*Your instructions:* Return all of the data exactly, with nothing left out but the pictures.

*A run of records:*
◆ ◆ ◆
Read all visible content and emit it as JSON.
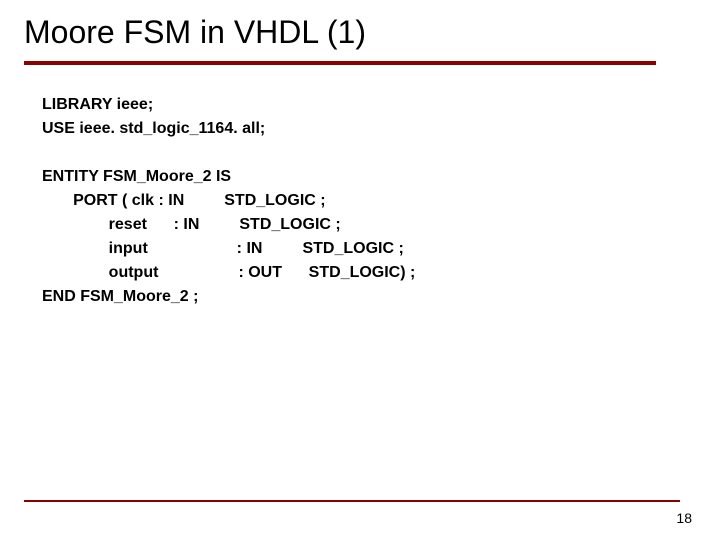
{
  "title": "Moore FSM in VHDL (1)",
  "code": {
    "line1": "LIBRARY ieee;",
    "line2": "USE ieee. std_logic_1164. all;",
    "line3": "",
    "line4": "ENTITY FSM_Moore_2 IS",
    "line5": "       PORT ( clk : IN         STD_LOGIC ;",
    "line6": "               reset      : IN         STD_LOGIC ;",
    "line7": "               input                    : IN         STD_LOGIC ;",
    "line8": "               output                  : OUT      STD_LOGIC) ;",
    "line9": "END FSM_Moore_2 ;"
  },
  "pageNumber": "18"
}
◆ ◆ ◆
*Final result:*
Read all visible content and emit it as JSON.
{
  "title": "Moore FSM in VHDL (1)",
  "code": {
    "line1": "LIBRARY ieee;",
    "line2": "USE ieee. std_logic_1164. all;",
    "line3": "",
    "line4": "ENTITY FSM_Moore_2 IS",
    "line5": "       PORT ( clk : IN         STD_LOGIC ;",
    "line6": "               reset      : IN         STD_LOGIC ;",
    "line7": "               input                    : IN         STD_LOGIC ;",
    "line8": "               output                  : OUT      STD_LOGIC) ;",
    "line9": "END FSM_Moore_2 ;"
  },
  "pageNumber": "18"
}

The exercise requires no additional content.